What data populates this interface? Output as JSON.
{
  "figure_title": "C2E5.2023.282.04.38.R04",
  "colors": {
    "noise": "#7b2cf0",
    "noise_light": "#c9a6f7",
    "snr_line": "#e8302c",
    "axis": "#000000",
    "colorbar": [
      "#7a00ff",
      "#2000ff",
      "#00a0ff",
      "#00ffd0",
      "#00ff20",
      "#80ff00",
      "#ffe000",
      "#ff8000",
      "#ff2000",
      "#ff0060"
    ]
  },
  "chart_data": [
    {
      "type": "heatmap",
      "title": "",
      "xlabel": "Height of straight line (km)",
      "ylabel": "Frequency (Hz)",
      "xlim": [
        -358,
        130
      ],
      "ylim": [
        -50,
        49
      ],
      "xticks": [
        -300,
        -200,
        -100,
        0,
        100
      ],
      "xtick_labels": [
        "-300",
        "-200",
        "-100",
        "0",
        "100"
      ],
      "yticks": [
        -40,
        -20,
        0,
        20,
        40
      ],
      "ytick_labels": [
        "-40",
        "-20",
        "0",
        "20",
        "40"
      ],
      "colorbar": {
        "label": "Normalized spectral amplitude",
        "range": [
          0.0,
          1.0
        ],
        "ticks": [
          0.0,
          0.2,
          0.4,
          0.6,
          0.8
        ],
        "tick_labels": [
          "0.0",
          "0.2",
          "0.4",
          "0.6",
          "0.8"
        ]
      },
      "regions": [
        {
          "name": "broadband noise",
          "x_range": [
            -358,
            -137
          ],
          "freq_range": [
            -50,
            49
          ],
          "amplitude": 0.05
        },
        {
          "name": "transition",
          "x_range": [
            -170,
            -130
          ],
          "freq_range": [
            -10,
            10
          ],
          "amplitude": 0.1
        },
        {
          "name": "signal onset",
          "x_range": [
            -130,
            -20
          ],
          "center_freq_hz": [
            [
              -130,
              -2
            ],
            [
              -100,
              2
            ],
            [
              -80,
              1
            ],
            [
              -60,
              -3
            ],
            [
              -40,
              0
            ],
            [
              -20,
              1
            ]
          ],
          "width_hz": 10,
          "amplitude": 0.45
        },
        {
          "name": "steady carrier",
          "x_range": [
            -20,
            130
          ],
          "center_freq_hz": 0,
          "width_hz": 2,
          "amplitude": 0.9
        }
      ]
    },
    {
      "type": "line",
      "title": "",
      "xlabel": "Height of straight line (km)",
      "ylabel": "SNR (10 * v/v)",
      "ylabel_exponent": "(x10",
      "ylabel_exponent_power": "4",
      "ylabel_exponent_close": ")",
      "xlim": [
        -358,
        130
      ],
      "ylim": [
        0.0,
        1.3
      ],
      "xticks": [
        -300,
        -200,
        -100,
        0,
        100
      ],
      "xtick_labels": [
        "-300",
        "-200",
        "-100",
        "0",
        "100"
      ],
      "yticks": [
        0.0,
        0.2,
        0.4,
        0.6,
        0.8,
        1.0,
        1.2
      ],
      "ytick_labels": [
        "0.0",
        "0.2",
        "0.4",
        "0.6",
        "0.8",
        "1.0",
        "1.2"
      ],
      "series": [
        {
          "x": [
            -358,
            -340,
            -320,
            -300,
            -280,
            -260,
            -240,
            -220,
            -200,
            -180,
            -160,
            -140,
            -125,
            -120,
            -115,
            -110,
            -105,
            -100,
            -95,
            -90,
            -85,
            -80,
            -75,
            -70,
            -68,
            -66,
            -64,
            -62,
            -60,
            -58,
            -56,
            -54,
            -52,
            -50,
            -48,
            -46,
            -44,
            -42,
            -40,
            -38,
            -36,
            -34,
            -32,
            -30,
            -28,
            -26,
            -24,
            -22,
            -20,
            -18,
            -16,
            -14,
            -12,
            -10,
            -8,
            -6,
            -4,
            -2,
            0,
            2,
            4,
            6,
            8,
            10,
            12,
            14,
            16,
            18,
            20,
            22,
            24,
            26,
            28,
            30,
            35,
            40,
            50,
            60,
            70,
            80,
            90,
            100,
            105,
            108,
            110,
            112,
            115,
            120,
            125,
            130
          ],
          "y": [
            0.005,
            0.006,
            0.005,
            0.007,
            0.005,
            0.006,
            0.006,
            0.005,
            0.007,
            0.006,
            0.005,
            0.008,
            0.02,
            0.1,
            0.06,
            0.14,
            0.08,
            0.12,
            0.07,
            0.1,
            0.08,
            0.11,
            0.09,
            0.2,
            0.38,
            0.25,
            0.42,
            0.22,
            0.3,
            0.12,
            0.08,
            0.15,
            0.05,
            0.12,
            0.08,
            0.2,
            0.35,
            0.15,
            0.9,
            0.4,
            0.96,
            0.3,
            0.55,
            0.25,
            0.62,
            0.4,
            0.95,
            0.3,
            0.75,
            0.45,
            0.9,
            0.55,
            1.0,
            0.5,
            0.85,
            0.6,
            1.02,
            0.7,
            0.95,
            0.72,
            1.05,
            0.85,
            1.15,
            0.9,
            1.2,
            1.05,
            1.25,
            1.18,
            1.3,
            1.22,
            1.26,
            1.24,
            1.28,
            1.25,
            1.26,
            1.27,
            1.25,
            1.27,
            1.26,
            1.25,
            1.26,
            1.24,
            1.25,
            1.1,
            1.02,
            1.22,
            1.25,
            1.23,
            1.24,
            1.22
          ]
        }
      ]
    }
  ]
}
= = = =
**WHAT NEEDS TO BE DONE:**
Each entry is to be returned in full, character for character.

**CORRECT RESULT:**
What data populates this interface? Output as JSON.
{
  "figure_title": "C2E5.2023.282.04.38.R04",
  "colors": {
    "noise": "#7b2cf0",
    "noise_light": "#c9a6f7",
    "snr_line": "#e8302c",
    "axis": "#000000",
    "colorbar": [
      "#7a00ff",
      "#2000ff",
      "#00a0ff",
      "#00ffd0",
      "#00ff20",
      "#80ff00",
      "#ffe000",
      "#ff8000",
      "#ff2000",
      "#ff0060"
    ]
  },
  "chart_data": [
    {
      "type": "heatmap",
      "title": "",
      "xlabel": "Height of straight line (km)",
      "ylabel": "Frequency (Hz)",
      "xlim": [
        -358,
        130
      ],
      "ylim": [
        -50,
        49
      ],
      "xticks": [
        -300,
        -200,
        -100,
        0,
        100
      ],
      "xtick_labels": [
        "-300",
        "-200",
        "-100",
        "0",
        "100"
      ],
      "yticks": [
        -40,
        -20,
        0,
        20,
        40
      ],
      "ytick_labels": [
        "-40",
        "-20",
        "0",
        "20",
        "40"
      ],
      "colorbar": {
        "label": "Normalized spectral amplitude",
        "range": [
          0.0,
          1.0
        ],
        "ticks": [
          0.0,
          0.2,
          0.4,
          0.6,
          0.8
        ],
        "tick_labels": [
          "0.0",
          "0.2",
          "0.4",
          "0.6",
          "0.8"
        ]
      },
      "regions": [
        {
          "name": "broadband noise",
          "x_range": [
            -358,
            -137
          ],
          "freq_range": [
            -50,
            49
          ],
          "amplitude": 0.05
        },
        {
          "name": "transition",
          "x_range": [
            -170,
            -130
          ],
          "freq_range": [
            -10,
            10
          ],
          "amplitude": 0.1
        },
        {
          "name": "signal onset",
          "x_range": [
            -130,
            -20
          ],
          "center_freq_hz": [
            [
              -130,
              -2
            ],
            [
              -100,
              2
            ],
            [
              -80,
              1
            ],
            [
              -60,
              -3
            ],
            [
              -40,
              0
            ],
            [
              -20,
              1
            ]
          ],
          "width_hz": 10,
          "amplitude": 0.45
        },
        {
          "name": "steady carrier",
          "x_range": [
            -20,
            130
          ],
          "center_freq_hz": 0,
          "width_hz": 2,
          "amplitude": 0.9
        }
      ]
    },
    {
      "type": "line",
      "title": "",
      "xlabel": "Height of straight line (km)",
      "ylabel": "SNR (10 * v/v)",
      "ylabel_exponent": "(x10",
      "ylabel_exponent_power": "4",
      "ylabel_exponent_close": ")",
      "xlim": [
        -358,
        130
      ],
      "ylim": [
        0.0,
        1.3
      ],
      "xticks": [
        -300,
        -200,
        -100,
        0,
        100
      ],
      "xtick_labels": [
        "-300",
        "-200",
        "-100",
        "0",
        "100"
      ],
      "yticks": [
        0.0,
        0.2,
        0.4,
        0.6,
        0.8,
        1.0,
        1.2
      ],
      "ytick_labels": [
        "0.0",
        "0.2",
        "0.4",
        "0.6",
        "0.8",
        "1.0",
        "1.2"
      ],
      "series": [
        {
          "x": [
            -358,
            -340,
            -320,
            -300,
            -280,
            -260,
            -240,
            -220,
            -200,
            -180,
            -160,
            -140,
            -125,
            -120,
            -115,
            -110,
            -105,
            -100,
            -95,
            -90,
            -85,
            -80,
            -75,
            -70,
            -68,
            -66,
            -64,
            -62,
            -60,
            -58,
            -56,
            -54,
            -52,
            -50,
            -48,
            -46,
            -44,
            -42,
            -40,
            -38,
            -36,
            -34,
            -32,
            -30,
            -28,
            -26,
            -24,
            -22,
            -20,
            -18,
            -16,
            -14,
            -12,
            -10,
            -8,
            -6,
            -4,
            -2,
            0,
            2,
            4,
            6,
            8,
            10,
            12,
            14,
            16,
            18,
            20,
            22,
            24,
            26,
            28,
            30,
            35,
            40,
            50,
            60,
            70,
            80,
            90,
            100,
            105,
            108,
            110,
            112,
            115,
            120,
            125,
            130
          ],
          "y": [
            0.005,
            0.006,
            0.005,
            0.007,
            0.005,
            0.006,
            0.006,
            0.005,
            0.007,
            0.006,
            0.005,
            0.008,
            0.02,
            0.1,
            0.06,
            0.14,
            0.08,
            0.12,
            0.07,
            0.1,
            0.08,
            0.11,
            0.09,
            0.2,
            0.38,
            0.25,
            0.42,
            0.22,
            0.3,
            0.12,
            0.08,
            0.15,
            0.05,
            0.12,
            0.08,
            0.2,
            0.35,
            0.15,
            0.9,
            0.4,
            0.96,
            0.3,
            0.55,
            0.25,
            0.62,
            0.4,
            0.95,
            0.3,
            0.75,
            0.45,
            0.9,
            0.55,
            1.0,
            0.5,
            0.85,
            0.6,
            1.02,
            0.7,
            0.95,
            0.72,
            1.05,
            0.85,
            1.15,
            0.9,
            1.2,
            1.05,
            1.25,
            1.18,
            1.3,
            1.22,
            1.26,
            1.24,
            1.28,
            1.25,
            1.26,
            1.27,
            1.25,
            1.27,
            1.26,
            1.25,
            1.26,
            1.24,
            1.25,
            1.1,
            1.02,
            1.22,
            1.25,
            1.23,
            1.24,
            1.22
          ]
        }
      ]
    }
  ]
}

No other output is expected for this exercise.